[Brief] Pictures do not belong in the copy; quote every entry below exactly.

(Saved entries)
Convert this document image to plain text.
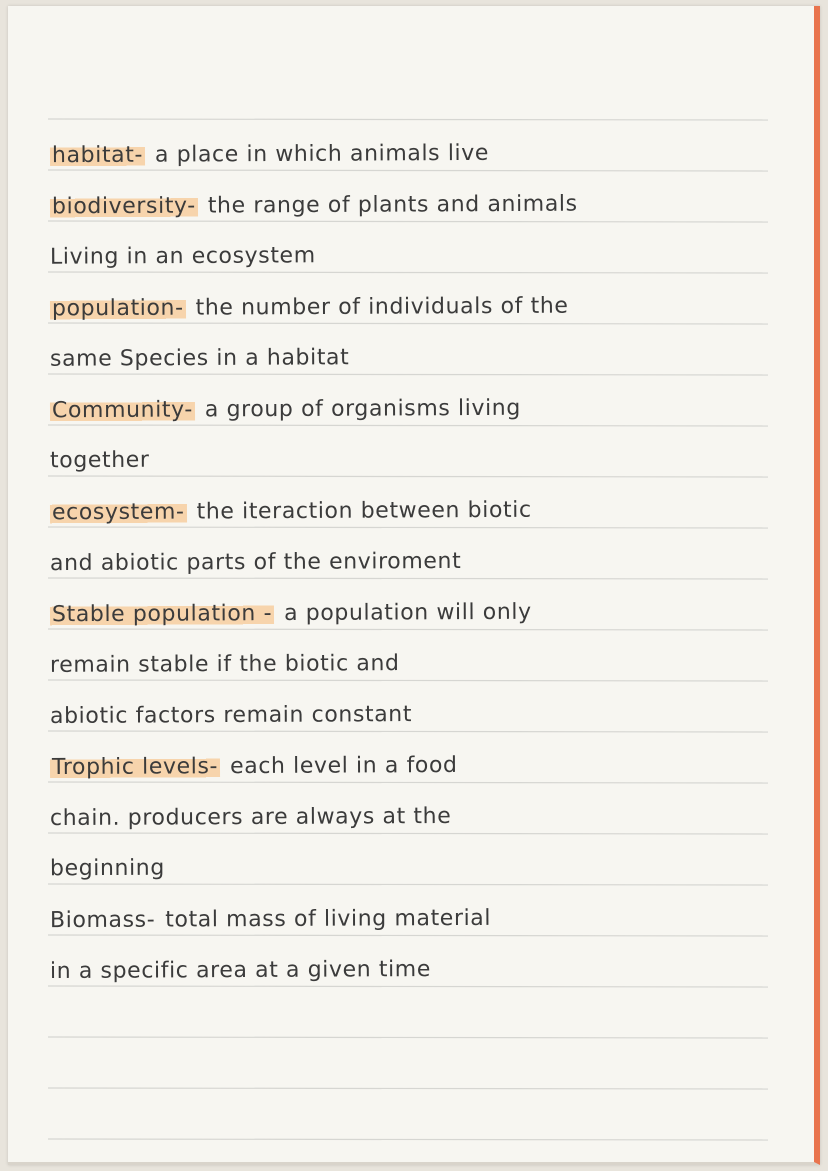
habitat- a place in which animals live
biodiversity- the range of plants and animals
Living in an ecosystem
population- the number of individuals of the
same Species in a habitat
Community- a group of organisms living
together
ecosystem- the iteraction between biotic
and abiotic parts of the enviroment
Stable population - a population will only
remain stable if the biotic and
abiotic factors remain constant
Trophic levels- each level in a food
chain. producers are always at the
beginning
Biomass- total mass of living material
in a specific area at a given time
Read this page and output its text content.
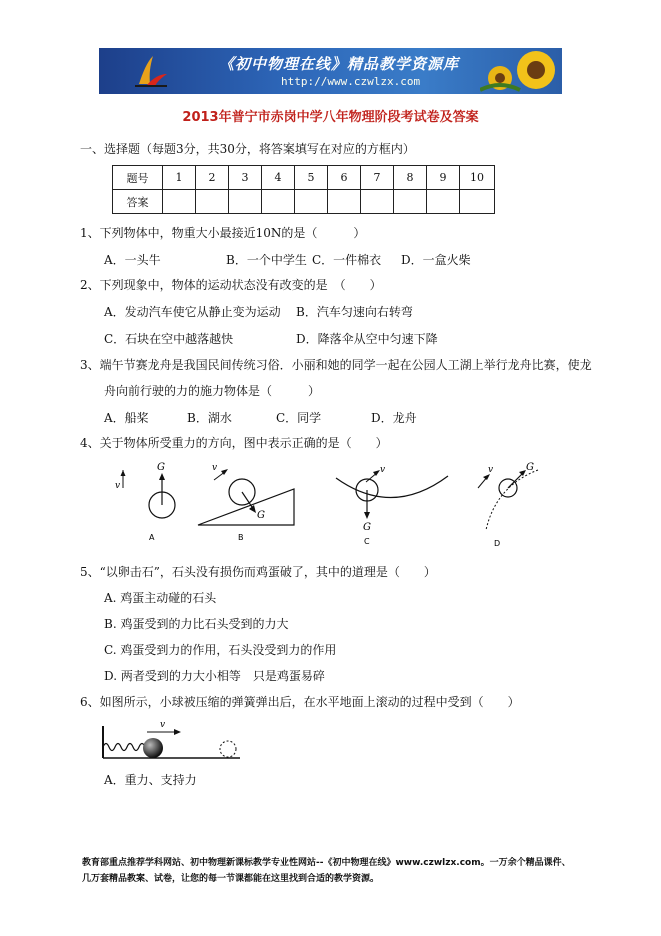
《初中物理在线》精品教学资源库
http://www.czwlzx.com
2013年普宁市赤岗中学八年物理阶段考试卷及答案
一、选择题（每题3分，共30分，将答案填写在对应的方框内）
题号	1	2	3	4	5	6	7	8	9	10
答案										
1、下列物体中，物重大小最接近10N的是（　　　）
A．一头牛	B．一个中学生 C．一件棉衣 D．一盒火柴
2、下列现象中，物体的运动状态没有改变的是　（　　）
A．发动汽车使它从静止变为运动 B．汽车匀速向右转弯
C．石块在空中越落越快	D．降落伞从空中匀速下降
3、端午节赛龙舟是我国民间传统习俗．小丽和她的同学一起在公园人工湖上举行龙舟比赛，使龙
舟向前行驶的力的施力物体是（　　　）
A．船桨	B．湖水	C．同学	D．龙舟
4、关于物体所受重力的方向，图中表示正确的是（　　）
G
v
A
v
G
B
v
G
C
v	G
D
5、“以卵击石”，石头没有损伤而鸡蛋破了，其中的道理是（　　）
A. 鸡蛋主动碰的石头
B. 鸡蛋受到的力比石头受到的力大
C. 鸡蛋受到力的作用，石头没受到力的作用
D. 两者受到的力大小相等　只是鸡蛋易碎
6、如图所示，小球被压缩的弹簧弹出后，在水平地面上滚动的过程中受到（　　）
v
A．重力、支持力
教育部重点推荐学科网站、初中物理新课标教学专业性网站--《初中物理在线》www.czwlzx.com。一万余个精品课件、
几万套精品教案、试卷，让您的每一节课都能在这里找到合适的教学资源。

[Complete response]
Convert this document image to plain text.
habitat- a place in which animals live
biodiversity- the range of plants and animals
Living in an ecosystem
population- the number of individuals of the
same Species in a habitat
Community- a group of organisms living
together
ecosystem- the iteraction between biotic
and abiotic parts of the enviroment
Stable population - a population will only
remain stable if the biotic and
abiotic factors remain constant
Trophic levels- each level in a food
chain. producers are always at the
beginning
Biomass- total mass of living material
in a specific area at a given time
Read this page and output its text content.
《初中物理在线》精品教学资源库
http://www.czwlzx.com
2013年普宁市赤岗中学八年物理阶段考试卷及答案
一、选择题（每题3分，共30分，将答案填写在对应的方框内）
题号	1	2	3	4	5	6	7	8	9	10
答案										
1、下列物体中，物重大小最接近10N的是（　　　）
A．一头牛	B．一个中学生 C．一件棉衣 D．一盒火柴
2、下列现象中，物体的运动状态没有改变的是　（　　）
A．发动汽车使它从静止变为运动 B．汽车匀速向右转弯
C．石块在空中越落越快	D．降落伞从空中匀速下降
3、端午节赛龙舟是我国民间传统习俗．小丽和她的同学一起在公园人工湖上举行龙舟比赛，使龙
舟向前行驶的力的施力物体是（　　　）
A．船桨	B．湖水	C．同学	D．龙舟
4、关于物体所受重力的方向，图中表示正确的是（　　）
G
v
A
v
G
B
v
G
C
v	G
D
5、“以卵击石”，石头没有损伤而鸡蛋破了，其中的道理是（　　）
A. 鸡蛋主动碰的石头
B. 鸡蛋受到的力比石头受到的力大
C. 鸡蛋受到力的作用，石头没受到力的作用
D. 两者受到的力大小相等　只是鸡蛋易碎
6、如图所示，小球被压缩的弹簧弹出后，在水平地面上滚动的过程中受到（　　）
v
A．重力、支持力
教育部重点推荐学科网站、初中物理新课标教学专业性网站--《初中物理在线》www.czwlzx.com。一万余个精品课件、
几万套精品教案、试卷，让您的每一节课都能在这里找到合适的教学资源。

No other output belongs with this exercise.